───── DATA IN THIS EXERCISE

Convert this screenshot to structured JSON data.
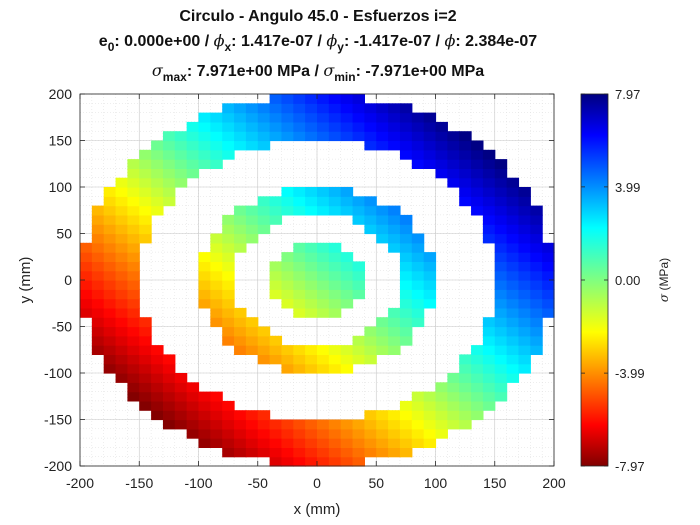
{
  "title": {
    "line1": "Circulo  -  Angulo 45.0  -  Esfuerzos i=2",
    "line2": {
      "e_label": "e",
      "e_sub": "0",
      "e_value": ": 0.000e+00  /  ",
      "phix_sym": "ϕ",
      "phix_sub": "x",
      "phix_value": ": 1.417e-07  /  ",
      "phiy_sym": "ϕ",
      "phiy_sub": "y",
      "phiy_value": ": -1.417e-07  /  ",
      "phi_sym": "ϕ",
      "phi_value": ": 2.384e-07"
    },
    "line3": {
      "smax_sym": "σ",
      "smax_sub": "max",
      "smax_value": ": 7.971e+00 MPa  /  ",
      "smin_sym": "σ",
      "smin_sub": "min",
      "smin_value": ": -7.971e+00 MPa"
    }
  },
  "colorbar": {
    "label_sym": "σ",
    "label_text": " (MPa)",
    "min": -7.97,
    "max": 7.97,
    "ticks": [
      {
        "value": 7.97,
        "label": "7.97"
      },
      {
        "value": 3.99,
        "label": "3.99"
      },
      {
        "value": 0.0,
        "label": "0.00"
      },
      {
        "value": -3.99,
        "label": "-3.99"
      },
      {
        "value": -7.97,
        "label": "-7.97"
      }
    ],
    "colormap": "jet"
  },
  "chart_data": {
    "type": "heatmap",
    "xlabel": "x (mm)",
    "ylabel": "y (mm)",
    "xlim": [
      -200,
      200
    ],
    "ylim": [
      -200,
      200
    ],
    "xticks": [
      -200,
      -150,
      -100,
      -50,
      0,
      50,
      100,
      150,
      200
    ],
    "yticks": [
      -200,
      -150,
      -100,
      -50,
      0,
      50,
      100,
      150,
      200
    ],
    "grid": true,
    "cell_size": 10,
    "field": "sigma = k * (x + y)",
    "field_coefficient": 0.0282,
    "regions": [
      {
        "name": "outer ring",
        "r_inner": 150,
        "r_outer": 200
      },
      {
        "name": "middle ring",
        "r_inner": 70,
        "r_outer": 100
      },
      {
        "name": "center disc",
        "r_inner": 0,
        "r_outer": 40
      }
    ],
    "value_range": [
      -7.971,
      7.971
    ]
  }
}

──────────

**SET PROBLEM**. Replicate the material above verbatim; images stay out of the copy.

**RESPONSE TO THIS TASK**.
Convert this screenshot to structured JSON data.
{
  "title": {
    "line1": "Circulo  -  Angulo 45.0  -  Esfuerzos i=2",
    "line2": {
      "e_label": "e",
      "e_sub": "0",
      "e_value": ": 0.000e+00  /  ",
      "phix_sym": "ϕ",
      "phix_sub": "x",
      "phix_value": ": 1.417e-07  /  ",
      "phiy_sym": "ϕ",
      "phiy_sub": "y",
      "phiy_value": ": -1.417e-07  /  ",
      "phi_sym": "ϕ",
      "phi_value": ": 2.384e-07"
    },
    "line3": {
      "smax_sym": "σ",
      "smax_sub": "max",
      "smax_value": ": 7.971e+00 MPa  /  ",
      "smin_sym": "σ",
      "smin_sub": "min",
      "smin_value": ": -7.971e+00 MPa"
    }
  },
  "colorbar": {
    "label_sym": "σ",
    "label_text": " (MPa)",
    "min": -7.97,
    "max": 7.97,
    "ticks": [
      {
        "value": 7.97,
        "label": "7.97"
      },
      {
        "value": 3.99,
        "label": "3.99"
      },
      {
        "value": 0.0,
        "label": "0.00"
      },
      {
        "value": -3.99,
        "label": "-3.99"
      },
      {
        "value": -7.97,
        "label": "-7.97"
      }
    ],
    "colormap": "jet"
  },
  "chart_data": {
    "type": "heatmap",
    "xlabel": "x (mm)",
    "ylabel": "y (mm)",
    "xlim": [
      -200,
      200
    ],
    "ylim": [
      -200,
      200
    ],
    "xticks": [
      -200,
      -150,
      -100,
      -50,
      0,
      50,
      100,
      150,
      200
    ],
    "yticks": [
      -200,
      -150,
      -100,
      -50,
      0,
      50,
      100,
      150,
      200
    ],
    "grid": true,
    "cell_size": 10,
    "field": "sigma = k * (x + y)",
    "field_coefficient": 0.0282,
    "regions": [
      {
        "name": "outer ring",
        "r_inner": 150,
        "r_outer": 200
      },
      {
        "name": "middle ring",
        "r_inner": 70,
        "r_outer": 100
      },
      {
        "name": "center disc",
        "r_inner": 0,
        "r_outer": 40
      }
    ],
    "value_range": [
      -7.971,
      7.971
    ]
  }
}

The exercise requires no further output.